**Directive:** Using the records provided below, locate and copy each line that contains the word "Packets".

┌─ Working data

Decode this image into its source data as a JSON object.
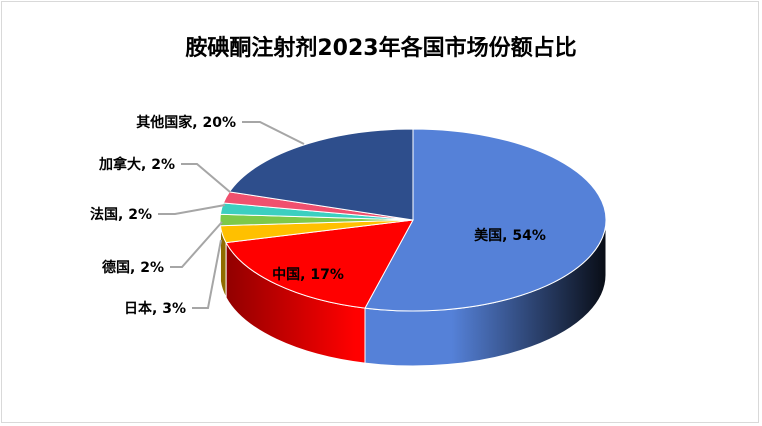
{
  "chart_data": {
    "type": "pie",
    "title": "胺碘酮注射剂2023年各国市场份额占比",
    "style": "3d",
    "start": "top, clockwise",
    "slices": [
      {
        "label": "美国",
        "value": 54,
        "text": "美国, 54%",
        "color": "#5581d8"
      },
      {
        "label": "中国",
        "value": 17,
        "text": "中国, 17%",
        "color": "#ff0000"
      },
      {
        "label": "日本",
        "value": 3,
        "text": "日本, 3%",
        "color": "#ffc000"
      },
      {
        "label": "德国",
        "value": 2,
        "text": "德国, 2%",
        "color": "#7dc94a"
      },
      {
        "label": "法国",
        "value": 2,
        "text": "法国, 2%",
        "color": "#3ccfc0"
      },
      {
        "label": "加拿大",
        "value": 2,
        "text": "加拿大, 2%",
        "color": "#f0506e"
      },
      {
        "label": "其他国家",
        "value": 20,
        "text": "其他国家, 20%",
        "color": "#2e4e8c"
      }
    ]
  }
}
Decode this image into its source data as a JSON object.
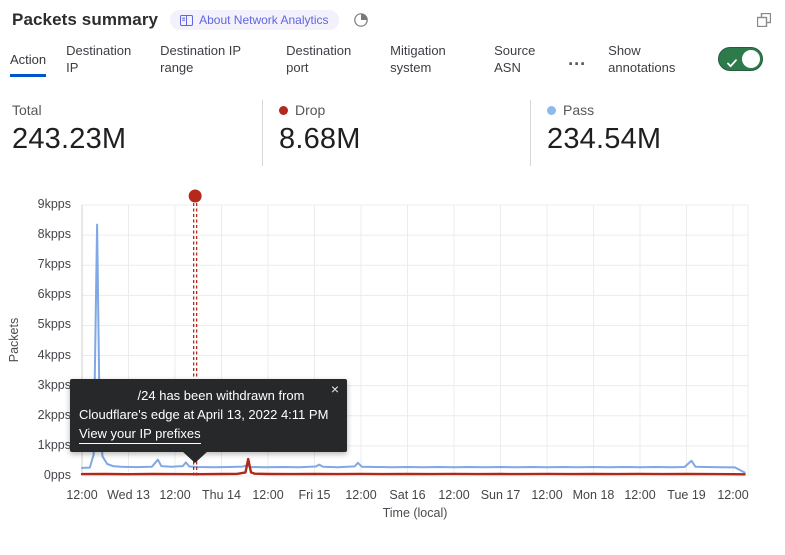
{
  "header": {
    "title": "Packets summary",
    "badge_label": "About Network Analytics"
  },
  "tabs": {
    "items": [
      {
        "label": "Action",
        "selected": true
      },
      {
        "label": "Destination IP",
        "selected": false
      },
      {
        "label": "Destination IP range",
        "selected": false
      },
      {
        "label": "Destination port",
        "selected": false
      },
      {
        "label": "Mitigation system",
        "selected": false
      },
      {
        "label": "Source ASN",
        "selected": false
      }
    ],
    "more_label": "...",
    "show_annotations_label": "Show annotations",
    "annotations_toggle_on": true,
    "selected_underline_color": "#0055cc",
    "toggle_color": "#2d7a4b"
  },
  "stats": {
    "items": [
      {
        "label": "Total",
        "value": "243.23M",
        "dot_color": ""
      },
      {
        "label": "Drop",
        "value": "8.68M",
        "dot_color": "#b5281c"
      },
      {
        "label": "Pass",
        "value": "234.54M",
        "dot_color": "#8fb9ed"
      }
    ]
  },
  "tooltip": {
    "line1": "/24 has been withdrawn from",
    "line2": "Cloudflare's edge at April 13, 2022 4:11 PM",
    "link_label": "View your IP prefixes",
    "close_label": "×"
  },
  "chart_data": {
    "type": "line",
    "title": "",
    "xlabel": "Time (local)",
    "ylabel": "Packets",
    "ylim": [
      0,
      9000
    ],
    "y_unit": "pps",
    "grid": true,
    "legend_position": "in-stats-header",
    "xticks": [
      "12:00",
      "Wed 13",
      "12:00",
      "Thu 14",
      "12:00",
      "Fri 15",
      "12:00",
      "Sat 16",
      "12:00",
      "Sun 17",
      "12:00",
      "Mon 18",
      "12:00",
      "Tue 19",
      "12:00"
    ],
    "xtick_interval_hours": 12,
    "yticks": [
      {
        "label": "0pps",
        "value": 0
      },
      {
        "label": "1kpps",
        "value": 1000
      },
      {
        "label": "2kpps",
        "value": 2000
      },
      {
        "label": "3kpps",
        "value": 3000
      },
      {
        "label": "4kpps",
        "value": 4000
      },
      {
        "label": "5kpps",
        "value": 5000
      },
      {
        "label": "6kpps",
        "value": 6000
      },
      {
        "label": "7kpps",
        "value": 7000
      },
      {
        "label": "8kpps",
        "value": 8000
      },
      {
        "label": "9kpps",
        "value": 9000
      }
    ],
    "series": [
      {
        "name": "Pass",
        "color": "#7fa8e4",
        "points": [
          [
            0,
            270
          ],
          [
            2,
            278
          ],
          [
            3,
            700
          ],
          [
            3.9,
            8350
          ],
          [
            4.6,
            1600
          ],
          [
            5.3,
            650
          ],
          [
            6.5,
            400
          ],
          [
            8,
            330
          ],
          [
            10,
            305
          ],
          [
            14,
            295
          ],
          [
            18,
            305
          ],
          [
            19.6,
            540
          ],
          [
            20.5,
            330
          ],
          [
            23,
            305
          ],
          [
            26,
            330
          ],
          [
            26.8,
            450
          ],
          [
            27.7,
            315
          ],
          [
            30,
            300
          ],
          [
            34,
            292
          ],
          [
            38,
            300
          ],
          [
            41.5,
            312
          ],
          [
            42.5,
            350
          ],
          [
            43.5,
            300
          ],
          [
            47,
            292
          ],
          [
            52,
            300
          ],
          [
            56,
            292
          ],
          [
            60.4,
            315
          ],
          [
            61.2,
            378
          ],
          [
            62.2,
            308
          ],
          [
            66,
            292
          ],
          [
            70.4,
            320
          ],
          [
            71.2,
            440
          ],
          [
            72.2,
            308
          ],
          [
            76,
            298
          ],
          [
            80,
            292
          ],
          [
            84,
            300
          ],
          [
            88,
            292
          ],
          [
            92,
            300
          ],
          [
            96,
            292
          ],
          [
            100,
            300
          ],
          [
            104,
            292
          ],
          [
            108,
            300
          ],
          [
            112,
            292
          ],
          [
            116,
            300
          ],
          [
            120,
            292
          ],
          [
            124,
            300
          ],
          [
            128,
            292
          ],
          [
            132,
            300
          ],
          [
            136,
            292
          ],
          [
            140,
            300
          ],
          [
            144,
            292
          ],
          [
            148,
            300
          ],
          [
            152,
            292
          ],
          [
            155.5,
            300
          ],
          [
            157.3,
            505
          ],
          [
            158.3,
            310
          ],
          [
            161,
            300
          ],
          [
            165,
            292
          ],
          [
            168.5,
            285
          ],
          [
            171,
            115
          ]
        ]
      },
      {
        "name": "Drop",
        "color": "#ad2a1a",
        "points": [
          [
            0,
            62
          ],
          [
            6,
            66
          ],
          [
            12,
            60
          ],
          [
            18,
            66
          ],
          [
            24,
            62
          ],
          [
            30,
            60
          ],
          [
            36,
            66
          ],
          [
            40,
            70
          ],
          [
            42.2,
            120
          ],
          [
            42.9,
            565
          ],
          [
            43.6,
            120
          ],
          [
            44.6,
            78
          ],
          [
            48,
            66
          ],
          [
            54,
            62
          ],
          [
            60,
            66
          ],
          [
            66,
            62
          ],
          [
            72,
            70
          ],
          [
            78,
            62
          ],
          [
            84,
            66
          ],
          [
            90,
            62
          ],
          [
            96,
            70
          ],
          [
            102,
            62
          ],
          [
            108,
            66
          ],
          [
            114,
            62
          ],
          [
            120,
            70
          ],
          [
            126,
            62
          ],
          [
            132,
            66
          ],
          [
            138,
            62
          ],
          [
            144,
            70
          ],
          [
            150,
            62
          ],
          [
            156,
            66
          ],
          [
            162,
            62
          ],
          [
            168,
            60
          ],
          [
            171,
            56
          ]
        ]
      }
    ],
    "annotation": {
      "x_hours": 29.2,
      "date_label": "April 13, 2022 4:11 PM",
      "color": "#b5281c",
      "style": "double-dashed-vertical-line-with-dot"
    }
  }
}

└─

**The response:**
    "title": "Packets summary",
    "ylabel": "Packets",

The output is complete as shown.